*** Task input
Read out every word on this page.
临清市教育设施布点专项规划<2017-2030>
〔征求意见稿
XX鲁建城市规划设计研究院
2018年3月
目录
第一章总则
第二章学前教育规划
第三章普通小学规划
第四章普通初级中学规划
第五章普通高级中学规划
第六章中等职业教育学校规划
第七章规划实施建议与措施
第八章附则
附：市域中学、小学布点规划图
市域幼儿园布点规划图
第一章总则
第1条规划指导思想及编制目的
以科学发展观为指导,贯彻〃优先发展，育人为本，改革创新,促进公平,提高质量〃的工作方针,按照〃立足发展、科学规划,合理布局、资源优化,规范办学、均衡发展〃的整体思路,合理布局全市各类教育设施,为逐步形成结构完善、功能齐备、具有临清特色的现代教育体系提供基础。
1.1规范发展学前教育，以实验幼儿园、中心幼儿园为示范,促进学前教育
******
> _Your instructions_:
Reproduce each record exactly, leaving nothing out.

> _Response to this exercise_:
Read out every word on this page.
临清市教育设施布点专项规划<2017-2030>
〔征求意见稿
XX鲁建城市规划设计研究院
2018年3月
目录
第一章总则
第二章学前教育规划
第三章普通小学规划
第四章普通初级中学规划
第五章普通高级中学规划
第六章中等职业教育学校规划
第七章规划实施建议与措施
第八章附则
附：市域中学、小学布点规划图
市域幼儿园布点规划图
第一章总则
第1条规划指导思想及编制目的
以科学发展观为指导,贯彻〃优先发展，育人为本，改革创新,促进公平,提高质量〃的工作方针,按照〃立足发展、科学规划,合理布局、资源优化,规范办学、均衡发展〃的整体思路,合理布局全市各类教育设施,为逐步形成结构完善、功能齐备、具有临清特色的现代教育体系提供基础。
1.1规范发展学前教育，以实验幼儿园、中心幼儿园为示范,促进学前教育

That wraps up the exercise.